Exercise objective:
An exact copy of every record is needed.

*** Supplied records ***

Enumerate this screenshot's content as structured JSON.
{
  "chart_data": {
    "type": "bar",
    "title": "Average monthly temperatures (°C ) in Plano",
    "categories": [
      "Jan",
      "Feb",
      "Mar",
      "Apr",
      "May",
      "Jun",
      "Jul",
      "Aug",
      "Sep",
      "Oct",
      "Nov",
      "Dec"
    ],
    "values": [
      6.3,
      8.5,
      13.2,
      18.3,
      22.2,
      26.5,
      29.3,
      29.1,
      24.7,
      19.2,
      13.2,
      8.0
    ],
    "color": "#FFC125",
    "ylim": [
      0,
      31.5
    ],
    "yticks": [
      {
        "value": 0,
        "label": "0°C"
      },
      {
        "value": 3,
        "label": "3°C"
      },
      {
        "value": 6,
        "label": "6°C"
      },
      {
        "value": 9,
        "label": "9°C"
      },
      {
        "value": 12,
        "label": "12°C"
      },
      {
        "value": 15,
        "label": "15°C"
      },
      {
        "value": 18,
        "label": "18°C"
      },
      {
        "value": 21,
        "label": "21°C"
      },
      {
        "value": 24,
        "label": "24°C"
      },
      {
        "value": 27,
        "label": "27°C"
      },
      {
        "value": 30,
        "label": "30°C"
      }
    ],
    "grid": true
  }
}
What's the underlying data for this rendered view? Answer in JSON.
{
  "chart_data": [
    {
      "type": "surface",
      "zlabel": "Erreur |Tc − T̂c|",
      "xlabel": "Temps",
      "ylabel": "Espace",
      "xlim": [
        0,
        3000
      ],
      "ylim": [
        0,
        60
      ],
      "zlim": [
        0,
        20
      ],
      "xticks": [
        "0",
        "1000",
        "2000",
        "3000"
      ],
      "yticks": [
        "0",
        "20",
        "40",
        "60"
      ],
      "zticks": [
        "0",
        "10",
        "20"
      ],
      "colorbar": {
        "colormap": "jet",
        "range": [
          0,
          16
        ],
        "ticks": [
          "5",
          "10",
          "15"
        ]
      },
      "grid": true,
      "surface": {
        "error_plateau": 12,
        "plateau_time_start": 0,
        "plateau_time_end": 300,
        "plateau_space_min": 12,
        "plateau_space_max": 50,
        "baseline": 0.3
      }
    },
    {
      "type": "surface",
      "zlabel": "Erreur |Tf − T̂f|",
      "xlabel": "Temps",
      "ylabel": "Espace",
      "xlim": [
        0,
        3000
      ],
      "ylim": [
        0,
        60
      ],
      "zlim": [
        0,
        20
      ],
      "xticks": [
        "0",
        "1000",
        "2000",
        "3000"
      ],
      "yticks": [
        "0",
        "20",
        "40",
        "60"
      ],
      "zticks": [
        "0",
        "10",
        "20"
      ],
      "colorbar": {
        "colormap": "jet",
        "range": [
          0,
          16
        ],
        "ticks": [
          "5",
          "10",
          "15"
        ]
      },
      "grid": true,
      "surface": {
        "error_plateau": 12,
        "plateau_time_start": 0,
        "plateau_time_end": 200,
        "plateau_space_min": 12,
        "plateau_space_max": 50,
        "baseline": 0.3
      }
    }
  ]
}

***

Written reply:
Enumerate this screenshot's content as structured JSON.
{
  "chart_data": {
    "type": "bar",
    "title": "Average monthly temperatures (°C ) in Plano",
    "categories": [
      "Jan",
      "Feb",
      "Mar",
      "Apr",
      "May",
      "Jun",
      "Jul",
      "Aug",
      "Sep",
      "Oct",
      "Nov",
      "Dec"
    ],
    "values": [
      6.3,
      8.5,
      13.2,
      18.3,
      22.2,
      26.5,
      29.3,
      29.1,
      24.7,
      19.2,
      13.2,
      8.0
    ],
    "color": "#FFC125",
    "ylim": [
      0,
      31.5
    ],
    "yticks": [
      {
        "value": 0,
        "label": "0°C"
      },
      {
        "value": 3,
        "label": "3°C"
      },
      {
        "value": 6,
        "label": "6°C"
      },
      {
        "value": 9,
        "label": "9°C"
      },
      {
        "value": 12,
        "label": "12°C"
      },
      {
        "value": 15,
        "label": "15°C"
      },
      {
        "value": 18,
        "label": "18°C"
      },
      {
        "value": 21,
        "label": "21°C"
      },
      {
        "value": 24,
        "label": "24°C"
      },
      {
        "value": 27,
        "label": "27°C"
      },
      {
        "value": 30,
        "label": "30°C"
      }
    ],
    "grid": true
  }
}
What's the underlying data for this rendered view? Answer in JSON.
{
  "chart_data": [
    {
      "type": "surface",
      "zlabel": "Erreur |Tc − T̂c|",
      "xlabel": "Temps",
      "ylabel": "Espace",
      "xlim": [
        0,
        3000
      ],
      "ylim": [
        0,
        60
      ],
      "zlim": [
        0,
        20
      ],
      "xticks": [
        "0",
        "1000",
        "2000",
        "3000"
      ],
      "yticks": [
        "0",
        "20",
        "40",
        "60"
      ],
      "zticks": [
        "0",
        "10",
        "20"
      ],
      "colorbar": {
        "colormap": "jet",
        "range": [
          0,
          16
        ],
        "ticks": [
          "5",
          "10",
          "15"
        ]
      },
      "grid": true,
      "surface": {
        "error_plateau": 12,
        "plateau_time_start": 0,
        "plateau_time_end": 300,
        "plateau_space_min": 12,
        "plateau_space_max": 50,
        "baseline": 0.3
      }
    },
    {
      "type": "surface",
      "zlabel": "Erreur |Tf − T̂f|",
      "xlabel": "Temps",
      "ylabel": "Espace",
      "xlim": [
        0,
        3000
      ],
      "ylim": [
        0,
        60
      ],
      "zlim": [
        0,
        20
      ],
      "xticks": [
        "0",
        "1000",
        "2000",
        "3000"
      ],
      "yticks": [
        "0",
        "20",
        "40",
        "60"
      ],
      "zticks": [
        "0",
        "10",
        "20"
      ],
      "colorbar": {
        "colormap": "jet",
        "range": [
          0,
          16
        ],
        "ticks": [
          "5",
          "10",
          "15"
        ]
      },
      "grid": true,
      "surface": {
        "error_plateau": 12,
        "plateau_time_start": 0,
        "plateau_time_end": 200,
        "plateau_space_min": 12,
        "plateau_space_max": 50,
        "baseline": 0.3
      }
    }
  ]
}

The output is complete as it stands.